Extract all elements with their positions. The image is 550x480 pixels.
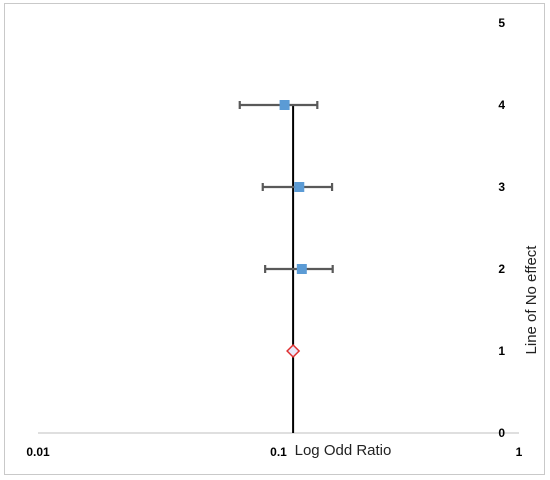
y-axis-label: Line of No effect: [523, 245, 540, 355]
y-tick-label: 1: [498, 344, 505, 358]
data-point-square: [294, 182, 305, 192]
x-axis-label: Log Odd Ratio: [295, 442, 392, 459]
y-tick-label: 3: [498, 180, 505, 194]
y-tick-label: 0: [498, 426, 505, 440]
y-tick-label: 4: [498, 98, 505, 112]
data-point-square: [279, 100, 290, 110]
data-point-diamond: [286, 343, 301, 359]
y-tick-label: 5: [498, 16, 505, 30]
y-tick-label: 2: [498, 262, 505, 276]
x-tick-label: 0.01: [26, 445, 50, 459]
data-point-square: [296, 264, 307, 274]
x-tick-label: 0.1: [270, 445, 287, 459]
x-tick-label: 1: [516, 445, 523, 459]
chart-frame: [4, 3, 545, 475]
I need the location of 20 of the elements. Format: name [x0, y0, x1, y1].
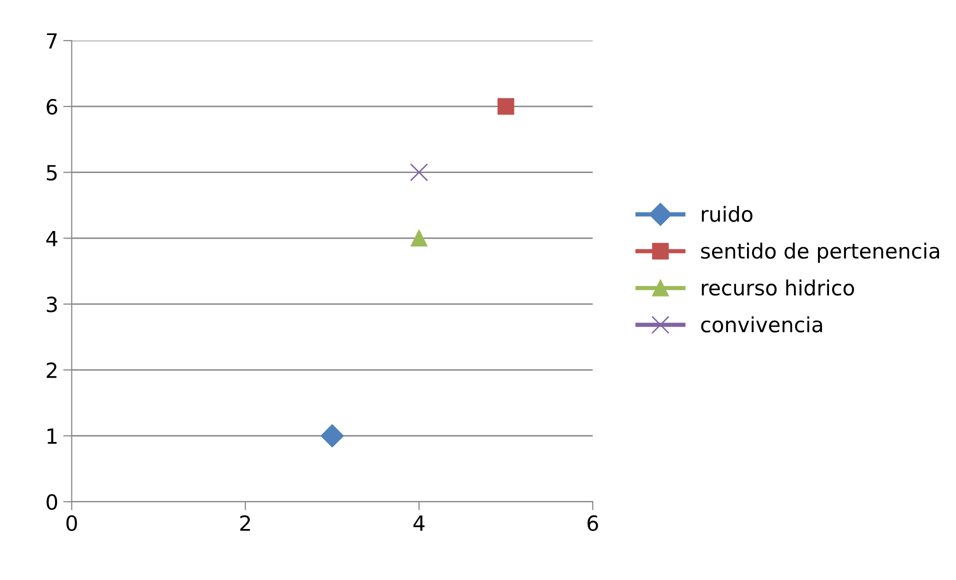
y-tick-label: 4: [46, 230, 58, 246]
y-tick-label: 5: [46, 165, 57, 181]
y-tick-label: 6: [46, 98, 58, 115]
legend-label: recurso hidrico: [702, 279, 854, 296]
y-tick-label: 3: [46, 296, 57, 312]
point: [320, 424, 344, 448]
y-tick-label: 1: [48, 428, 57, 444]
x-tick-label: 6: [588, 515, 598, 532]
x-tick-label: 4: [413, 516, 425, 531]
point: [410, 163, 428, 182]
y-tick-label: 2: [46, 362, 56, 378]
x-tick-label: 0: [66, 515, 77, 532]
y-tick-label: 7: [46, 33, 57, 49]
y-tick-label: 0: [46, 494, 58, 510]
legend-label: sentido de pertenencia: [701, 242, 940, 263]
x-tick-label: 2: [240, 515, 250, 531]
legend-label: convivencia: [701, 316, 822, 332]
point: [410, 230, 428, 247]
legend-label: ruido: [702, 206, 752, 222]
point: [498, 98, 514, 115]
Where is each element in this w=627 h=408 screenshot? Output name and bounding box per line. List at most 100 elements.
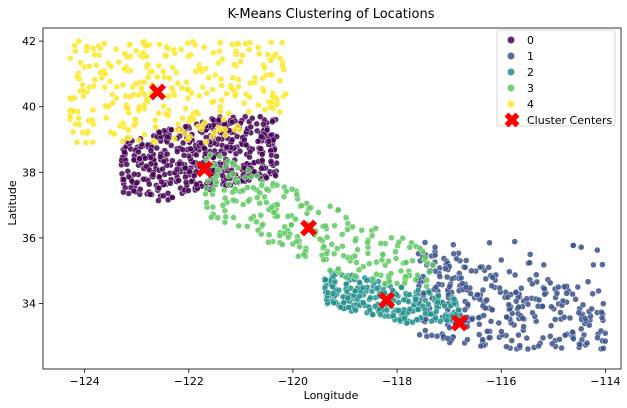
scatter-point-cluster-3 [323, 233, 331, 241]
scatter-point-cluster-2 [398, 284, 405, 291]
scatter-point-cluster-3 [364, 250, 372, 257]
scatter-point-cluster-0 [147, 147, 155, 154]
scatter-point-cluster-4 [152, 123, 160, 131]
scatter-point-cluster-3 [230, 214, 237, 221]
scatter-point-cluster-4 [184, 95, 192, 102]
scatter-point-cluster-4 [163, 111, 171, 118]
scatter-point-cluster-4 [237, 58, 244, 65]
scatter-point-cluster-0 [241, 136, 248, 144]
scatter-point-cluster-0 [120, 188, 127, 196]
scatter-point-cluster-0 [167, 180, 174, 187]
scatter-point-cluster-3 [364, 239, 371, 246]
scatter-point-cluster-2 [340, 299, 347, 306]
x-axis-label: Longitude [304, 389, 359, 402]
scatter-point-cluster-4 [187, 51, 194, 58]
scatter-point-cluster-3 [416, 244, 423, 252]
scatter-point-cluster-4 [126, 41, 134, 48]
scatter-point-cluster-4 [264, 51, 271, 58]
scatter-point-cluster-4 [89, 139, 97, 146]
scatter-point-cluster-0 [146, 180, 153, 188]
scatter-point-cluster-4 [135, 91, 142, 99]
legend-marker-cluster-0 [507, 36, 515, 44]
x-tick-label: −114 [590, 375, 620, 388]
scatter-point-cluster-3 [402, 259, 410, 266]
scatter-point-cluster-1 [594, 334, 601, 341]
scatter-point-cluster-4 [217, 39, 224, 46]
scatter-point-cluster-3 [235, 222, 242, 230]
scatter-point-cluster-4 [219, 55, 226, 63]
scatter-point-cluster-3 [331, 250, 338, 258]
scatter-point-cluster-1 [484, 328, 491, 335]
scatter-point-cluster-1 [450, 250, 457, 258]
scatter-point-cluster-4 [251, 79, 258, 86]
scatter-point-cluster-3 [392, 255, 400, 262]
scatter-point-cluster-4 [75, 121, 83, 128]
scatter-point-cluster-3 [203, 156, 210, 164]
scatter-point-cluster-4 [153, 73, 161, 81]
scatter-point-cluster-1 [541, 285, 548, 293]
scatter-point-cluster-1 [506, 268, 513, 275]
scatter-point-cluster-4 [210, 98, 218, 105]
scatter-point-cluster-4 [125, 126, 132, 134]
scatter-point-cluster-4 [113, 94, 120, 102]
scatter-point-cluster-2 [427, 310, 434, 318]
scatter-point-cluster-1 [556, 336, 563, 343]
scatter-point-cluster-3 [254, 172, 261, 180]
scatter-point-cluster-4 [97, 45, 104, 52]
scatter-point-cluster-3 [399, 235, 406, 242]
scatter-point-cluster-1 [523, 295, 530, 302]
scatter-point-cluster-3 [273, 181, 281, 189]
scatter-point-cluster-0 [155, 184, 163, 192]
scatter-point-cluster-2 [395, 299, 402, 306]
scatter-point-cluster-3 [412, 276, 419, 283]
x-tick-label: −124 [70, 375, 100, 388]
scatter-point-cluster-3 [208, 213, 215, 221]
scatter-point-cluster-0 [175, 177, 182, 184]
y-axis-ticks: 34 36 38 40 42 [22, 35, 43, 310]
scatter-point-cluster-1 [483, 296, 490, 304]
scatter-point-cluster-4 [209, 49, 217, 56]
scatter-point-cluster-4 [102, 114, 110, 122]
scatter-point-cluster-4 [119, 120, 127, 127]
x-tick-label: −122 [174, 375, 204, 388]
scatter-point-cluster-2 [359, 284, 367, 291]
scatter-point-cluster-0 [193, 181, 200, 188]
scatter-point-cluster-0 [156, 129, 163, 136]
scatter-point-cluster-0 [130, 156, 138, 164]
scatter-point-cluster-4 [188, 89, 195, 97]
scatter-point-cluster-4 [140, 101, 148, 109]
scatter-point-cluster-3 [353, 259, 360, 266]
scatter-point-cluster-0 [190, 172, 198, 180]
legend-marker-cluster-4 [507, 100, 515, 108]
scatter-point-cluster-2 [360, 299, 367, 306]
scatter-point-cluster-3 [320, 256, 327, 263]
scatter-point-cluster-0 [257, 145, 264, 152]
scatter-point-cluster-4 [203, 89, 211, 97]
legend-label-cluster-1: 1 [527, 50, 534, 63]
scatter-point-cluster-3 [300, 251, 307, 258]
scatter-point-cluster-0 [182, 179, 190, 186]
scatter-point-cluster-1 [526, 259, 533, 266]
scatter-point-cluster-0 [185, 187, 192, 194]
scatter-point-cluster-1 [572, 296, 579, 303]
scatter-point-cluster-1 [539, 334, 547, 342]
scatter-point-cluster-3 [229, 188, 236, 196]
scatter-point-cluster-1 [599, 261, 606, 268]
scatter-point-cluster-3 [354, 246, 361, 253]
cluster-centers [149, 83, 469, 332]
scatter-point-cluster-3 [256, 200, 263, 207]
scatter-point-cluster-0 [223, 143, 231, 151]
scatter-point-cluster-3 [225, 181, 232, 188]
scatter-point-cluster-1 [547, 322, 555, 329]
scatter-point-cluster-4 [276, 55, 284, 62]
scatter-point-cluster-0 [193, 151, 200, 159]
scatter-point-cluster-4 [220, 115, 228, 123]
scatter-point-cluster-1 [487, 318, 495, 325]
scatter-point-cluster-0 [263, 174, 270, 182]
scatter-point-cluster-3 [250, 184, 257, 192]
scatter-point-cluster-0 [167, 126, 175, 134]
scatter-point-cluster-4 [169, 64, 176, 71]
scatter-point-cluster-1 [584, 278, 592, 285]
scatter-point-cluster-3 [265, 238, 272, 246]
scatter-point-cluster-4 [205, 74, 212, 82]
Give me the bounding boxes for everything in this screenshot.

┄┄┄┄┄┄┄┄┄┄

REQUEST:
Return all of the data above line for line without alteration, omitting the pictures.

ANSWER FOR THE TASK:
Extract all elements with their positions. The image is 550x480 pixels.
y-axis-label: Line of No effect: [523, 245, 540, 355]
y-tick-label: 1: [498, 344, 505, 358]
data-point-square: [294, 182, 305, 192]
x-axis-label: Log Odd Ratio: [295, 442, 392, 459]
y-tick-label: 3: [498, 180, 505, 194]
y-tick-label: 0: [498, 426, 505, 440]
y-tick-label: 4: [498, 98, 505, 112]
data-point-square: [279, 100, 290, 110]
data-point-diamond: [286, 343, 301, 359]
y-tick-label: 5: [498, 16, 505, 30]
y-tick-label: 2: [498, 262, 505, 276]
x-tick-label: 0.01: [26, 445, 50, 459]
data-point-square: [296, 264, 307, 274]
x-tick-label: 0.1: [270, 445, 287, 459]
x-tick-label: 1: [516, 445, 523, 459]
chart-frame: [4, 3, 545, 475]
I need the location of 20 of the elements. Format: name [x0, y0, x1, y1].
y-tick-label: 4: [46, 230, 58, 246]
y-tick-label: 5: [46, 165, 57, 181]
y-tick-label: 6: [46, 98, 58, 115]
legend-label: recurso hidrico: [702, 279, 854, 296]
y-tick-label: 3: [46, 296, 57, 312]
point: [320, 424, 344, 448]
y-tick-label: 1: [48, 428, 57, 444]
x-tick-label: 6: [588, 515, 598, 532]
x-tick-label: 4: [413, 516, 425, 531]
point: [410, 163, 428, 182]
y-tick-label: 2: [46, 362, 56, 378]
x-tick-label: 0: [66, 515, 77, 532]
y-tick-label: 7: [46, 33, 57, 49]
y-tick-label: 0: [46, 494, 58, 510]
legend-label: sentido de pertenencia: [701, 242, 940, 263]
x-tick-label: 2: [240, 515, 250, 531]
legend-label: convivencia: [701, 316, 822, 332]
point: [410, 230, 428, 247]
legend-label: ruido: [702, 206, 752, 222]
point: [498, 98, 514, 115]
Where is each element in this w=627 h=408 screenshot? Output name and bounding box per line. List at most 100 elements.
scatter-point-cluster-3 [323, 233, 331, 241]
scatter-point-cluster-2 [398, 284, 405, 291]
scatter-point-cluster-3 [364, 250, 372, 257]
scatter-point-cluster-0 [147, 147, 155, 154]
scatter-point-cluster-4 [152, 123, 160, 131]
scatter-point-cluster-3 [230, 214, 237, 221]
scatter-point-cluster-4 [184, 95, 192, 102]
scatter-point-cluster-4 [163, 111, 171, 118]
scatter-point-cluster-4 [237, 58, 244, 65]
scatter-point-cluster-0 [241, 136, 248, 144]
scatter-point-cluster-0 [120, 188, 127, 196]
scatter-point-cluster-0 [167, 180, 174, 187]
scatter-point-cluster-3 [364, 239, 371, 246]
scatter-point-cluster-2 [340, 299, 347, 306]
x-axis-label: Longitude [304, 389, 359, 402]
scatter-point-cluster-4 [187, 51, 194, 58]
scatter-point-cluster-3 [416, 244, 423, 252]
scatter-point-cluster-4 [126, 41, 134, 48]
scatter-point-cluster-4 [264, 51, 271, 58]
scatter-point-cluster-4 [89, 139, 97, 146]
scatter-point-cluster-0 [146, 180, 153, 188]
scatter-point-cluster-4 [135, 91, 142, 99]
legend-marker-cluster-0 [507, 36, 515, 44]
x-tick-label: −114 [590, 375, 620, 388]
scatter-point-cluster-3 [402, 259, 410, 266]
scatter-point-cluster-1 [594, 334, 601, 341]
scatter-point-cluster-4 [217, 39, 224, 46]
scatter-point-cluster-3 [235, 222, 242, 230]
scatter-point-cluster-4 [219, 55, 226, 63]
scatter-point-cluster-3 [331, 250, 338, 258]
scatter-point-cluster-1 [484, 328, 491, 335]
scatter-point-cluster-1 [450, 250, 457, 258]
scatter-point-cluster-4 [251, 79, 258, 86]
scatter-point-cluster-3 [392, 255, 400, 262]
scatter-point-cluster-4 [75, 121, 83, 128]
scatter-point-cluster-3 [203, 156, 210, 164]
scatter-point-cluster-4 [153, 73, 161, 81]
scatter-point-cluster-1 [541, 285, 548, 293]
scatter-point-cluster-1 [506, 268, 513, 275]
scatter-point-cluster-4 [210, 98, 218, 105]
scatter-point-cluster-4 [125, 126, 132, 134]
scatter-point-cluster-4 [113, 94, 120, 102]
scatter-point-cluster-2 [427, 310, 434, 318]
scatter-point-cluster-1 [556, 336, 563, 343]
scatter-point-cluster-3 [254, 172, 261, 180]
scatter-point-cluster-4 [97, 45, 104, 52]
scatter-point-cluster-3 [399, 235, 406, 242]
scatter-point-cluster-1 [523, 295, 530, 302]
scatter-point-cluster-3 [273, 181, 281, 189]
scatter-point-cluster-0 [155, 184, 163, 192]
scatter-point-cluster-2 [395, 299, 402, 306]
scatter-point-cluster-3 [412, 276, 419, 283]
x-tick-label: −124 [70, 375, 100, 388]
scatter-point-cluster-3 [208, 213, 215, 221]
scatter-point-cluster-0 [175, 177, 182, 184]
y-axis-ticks: 34 36 38 40 42 [22, 35, 43, 310]
scatter-point-cluster-1 [483, 296, 490, 304]
scatter-point-cluster-4 [209, 49, 217, 56]
scatter-point-cluster-4 [102, 114, 110, 122]
scatter-point-cluster-4 [119, 120, 127, 127]
x-tick-label: −122 [174, 375, 204, 388]
scatter-point-cluster-2 [359, 284, 367, 291]
scatter-point-cluster-0 [193, 181, 200, 188]
scatter-point-cluster-0 [156, 129, 163, 136]
scatter-point-cluster-0 [130, 156, 138, 164]
scatter-point-cluster-4 [188, 89, 195, 97]
scatter-point-cluster-4 [140, 101, 148, 109]
scatter-point-cluster-3 [353, 259, 360, 266]
scatter-point-cluster-0 [190, 172, 198, 180]
legend-marker-cluster-4 [507, 100, 515, 108]
scatter-point-cluster-2 [360, 299, 367, 306]
scatter-point-cluster-3 [320, 256, 327, 263]
scatter-point-cluster-0 [257, 145, 264, 152]
scatter-point-cluster-4 [203, 89, 211, 97]
legend-label-cluster-1: 1 [527, 50, 534, 63]
scatter-point-cluster-3 [300, 251, 307, 258]
scatter-point-cluster-0 [182, 179, 190, 186]
scatter-point-cluster-1 [526, 259, 533, 266]
scatter-point-cluster-0 [185, 187, 192, 194]
scatter-point-cluster-1 [572, 296, 579, 303]
scatter-point-cluster-1 [539, 334, 547, 342]
scatter-point-cluster-3 [229, 188, 236, 196]
scatter-point-cluster-1 [599, 261, 606, 268]
scatter-point-cluster-3 [354, 246, 361, 253]
cluster-centers [149, 83, 469, 332]
scatter-point-cluster-3 [256, 200, 263, 207]
scatter-point-cluster-0 [223, 143, 231, 151]
scatter-point-cluster-3 [225, 181, 232, 188]
scatter-point-cluster-1 [547, 322, 555, 329]
scatter-point-cluster-4 [276, 55, 284, 62]
scatter-point-cluster-0 [193, 151, 200, 159]
scatter-point-cluster-4 [220, 115, 228, 123]
scatter-point-cluster-1 [487, 318, 495, 325]
scatter-point-cluster-0 [263, 174, 270, 182]
scatter-point-cluster-3 [250, 184, 257, 192]
scatter-point-cluster-0 [167, 126, 175, 134]
scatter-point-cluster-4 [169, 64, 176, 71]
scatter-point-cluster-1 [584, 278, 592, 285]
scatter-point-cluster-3 [265, 238, 272, 246]
scatter-point-cluster-4 [205, 74, 212, 82]
Give me the bounding boxes for everything in this screenshot.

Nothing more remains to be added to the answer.